EXERCISE: All of the records below need to be copied exactly.

┌─ DATA SUPPLIED

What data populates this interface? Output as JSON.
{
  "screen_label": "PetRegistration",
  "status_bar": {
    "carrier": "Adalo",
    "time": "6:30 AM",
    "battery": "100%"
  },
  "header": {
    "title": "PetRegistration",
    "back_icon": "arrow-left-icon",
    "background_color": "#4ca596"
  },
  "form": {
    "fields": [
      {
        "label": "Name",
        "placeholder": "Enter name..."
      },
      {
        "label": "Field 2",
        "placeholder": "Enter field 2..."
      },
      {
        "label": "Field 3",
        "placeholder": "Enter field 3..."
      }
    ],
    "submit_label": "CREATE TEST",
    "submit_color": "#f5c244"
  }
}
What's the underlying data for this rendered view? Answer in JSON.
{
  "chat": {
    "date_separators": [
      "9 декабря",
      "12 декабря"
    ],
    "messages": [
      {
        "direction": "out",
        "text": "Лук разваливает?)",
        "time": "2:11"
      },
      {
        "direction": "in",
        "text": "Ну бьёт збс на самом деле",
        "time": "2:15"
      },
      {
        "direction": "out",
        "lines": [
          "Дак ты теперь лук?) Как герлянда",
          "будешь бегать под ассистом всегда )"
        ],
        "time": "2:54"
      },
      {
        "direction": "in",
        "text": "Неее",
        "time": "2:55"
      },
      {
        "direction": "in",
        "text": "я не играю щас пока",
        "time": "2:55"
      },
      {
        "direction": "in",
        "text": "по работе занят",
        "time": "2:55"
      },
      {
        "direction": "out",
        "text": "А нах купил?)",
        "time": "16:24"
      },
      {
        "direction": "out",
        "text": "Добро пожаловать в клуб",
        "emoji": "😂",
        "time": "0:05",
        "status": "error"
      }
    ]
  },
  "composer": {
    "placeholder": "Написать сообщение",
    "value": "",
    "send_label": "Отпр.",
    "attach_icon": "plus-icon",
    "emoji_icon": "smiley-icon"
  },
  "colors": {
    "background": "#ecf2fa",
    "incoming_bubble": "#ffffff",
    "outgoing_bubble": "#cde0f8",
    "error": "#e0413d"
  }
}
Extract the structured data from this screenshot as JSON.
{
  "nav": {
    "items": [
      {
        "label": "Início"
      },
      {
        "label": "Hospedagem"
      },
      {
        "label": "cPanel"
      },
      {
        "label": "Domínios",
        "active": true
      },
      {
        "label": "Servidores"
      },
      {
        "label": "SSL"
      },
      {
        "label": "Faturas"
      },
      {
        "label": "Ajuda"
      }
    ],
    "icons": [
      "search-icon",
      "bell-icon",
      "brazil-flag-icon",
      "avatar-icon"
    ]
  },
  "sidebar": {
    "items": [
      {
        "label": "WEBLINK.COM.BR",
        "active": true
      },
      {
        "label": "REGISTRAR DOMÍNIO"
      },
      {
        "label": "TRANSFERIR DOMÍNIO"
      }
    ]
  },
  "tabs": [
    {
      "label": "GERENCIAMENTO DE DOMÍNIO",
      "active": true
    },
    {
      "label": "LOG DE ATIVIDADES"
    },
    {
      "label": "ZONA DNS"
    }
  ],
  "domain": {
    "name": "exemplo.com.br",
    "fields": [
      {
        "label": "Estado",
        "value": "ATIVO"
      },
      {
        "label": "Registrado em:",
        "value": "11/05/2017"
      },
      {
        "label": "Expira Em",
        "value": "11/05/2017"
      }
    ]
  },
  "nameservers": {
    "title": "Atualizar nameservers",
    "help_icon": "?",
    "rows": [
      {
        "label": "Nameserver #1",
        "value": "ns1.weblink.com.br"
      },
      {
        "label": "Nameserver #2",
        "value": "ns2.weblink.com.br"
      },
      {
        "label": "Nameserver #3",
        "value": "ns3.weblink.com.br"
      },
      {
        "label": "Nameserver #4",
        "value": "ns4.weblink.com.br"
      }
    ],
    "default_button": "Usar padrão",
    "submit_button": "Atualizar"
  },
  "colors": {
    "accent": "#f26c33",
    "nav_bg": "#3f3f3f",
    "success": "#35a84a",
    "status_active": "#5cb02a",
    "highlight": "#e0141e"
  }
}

└─

SOLUTION FOR THIS EXERCISE:
What data populates this interface? Output as JSON.
{
  "screen_label": "PetRegistration",
  "status_bar": {
    "carrier": "Adalo",
    "time": "6:30 AM",
    "battery": "100%"
  },
  "header": {
    "title": "PetRegistration",
    "back_icon": "arrow-left-icon",
    "background_color": "#4ca596"
  },
  "form": {
    "fields": [
      {
        "label": "Name",
        "placeholder": "Enter name..."
      },
      {
        "label": "Field 2",
        "placeholder": "Enter field 2..."
      },
      {
        "label": "Field 3",
        "placeholder": "Enter field 3..."
      }
    ],
    "submit_label": "CREATE TEST",
    "submit_color": "#f5c244"
  }
}
What's the underlying data for this rendered view? Answer in JSON.
{
  "chat": {
    "date_separators": [
      "9 декабря",
      "12 декабря"
    ],
    "messages": [
      {
        "direction": "out",
        "text": "Лук разваливает?)",
        "time": "2:11"
      },
      {
        "direction": "in",
        "text": "Ну бьёт збс на самом деле",
        "time": "2:15"
      },
      {
        "direction": "out",
        "lines": [
          "Дак ты теперь лук?) Как герлянда",
          "будешь бегать под ассистом всегда )"
        ],
        "time": "2:54"
      },
      {
        "direction": "in",
        "text": "Неее",
        "time": "2:55"
      },
      {
        "direction": "in",
        "text": "я не играю щас пока",
        "time": "2:55"
      },
      {
        "direction": "in",
        "text": "по работе занят",
        "time": "2:55"
      },
      {
        "direction": "out",
        "text": "А нах купил?)",
        "time": "16:24"
      },
      {
        "direction": "out",
        "text": "Добро пожаловать в клуб",
        "emoji": "😂",
        "time": "0:05",
        "status": "error"
      }
    ]
  },
  "composer": {
    "placeholder": "Написать сообщение",
    "value": "",
    "send_label": "Отпр.",
    "attach_icon": "plus-icon",
    "emoji_icon": "smiley-icon"
  },
  "colors": {
    "background": "#ecf2fa",
    "incoming_bubble": "#ffffff",
    "outgoing_bubble": "#cde0f8",
    "error": "#e0413d"
  }
}
Extract the structured data from this screenshot as JSON.
{
  "nav": {
    "items": [
      {
        "label": "Início"
      },
      {
        "label": "Hospedagem"
      },
      {
        "label": "cPanel"
      },
      {
        "label": "Domínios",
        "active": true
      },
      {
        "label": "Servidores"
      },
      {
        "label": "SSL"
      },
      {
        "label": "Faturas"
      },
      {
        "label": "Ajuda"
      }
    ],
    "icons": [
      "search-icon",
      "bell-icon",
      "brazil-flag-icon",
      "avatar-icon"
    ]
  },
  "sidebar": {
    "items": [
      {
        "label": "WEBLINK.COM.BR",
        "active": true
      },
      {
        "label": "REGISTRAR DOMÍNIO"
      },
      {
        "label": "TRANSFERIR DOMÍNIO"
      }
    ]
  },
  "tabs": [
    {
      "label": "GERENCIAMENTO DE DOMÍNIO",
      "active": true
    },
    {
      "label": "LOG DE ATIVIDADES"
    },
    {
      "label": "ZONA DNS"
    }
  ],
  "domain": {
    "name": "exemplo.com.br",
    "fields": [
      {
        "label": "Estado",
        "value": "ATIVO"
      },
      {
        "label": "Registrado em:",
        "value": "11/05/2017"
      },
      {
        "label": "Expira Em",
        "value": "11/05/2017"
      }
    ]
  },
  "nameservers": {
    "title": "Atualizar nameservers",
    "help_icon": "?",
    "rows": [
      {
        "label": "Nameserver #1",
        "value": "ns1.weblink.com.br"
      },
      {
        "label": "Nameserver #2",
        "value": "ns2.weblink.com.br"
      },
      {
        "label": "Nameserver #3",
        "value": "ns3.weblink.com.br"
      },
      {
        "label": "Nameserver #4",
        "value": "ns4.weblink.com.br"
      }
    ],
    "default_button": "Usar padrão",
    "submit_button": "Atualizar"
  },
  "colors": {
    "accent": "#f26c33",
    "nav_bg": "#3f3f3f",
    "success": "#35a84a",
    "status_active": "#5cb02a",
    "highlight": "#e0141e"
  }
}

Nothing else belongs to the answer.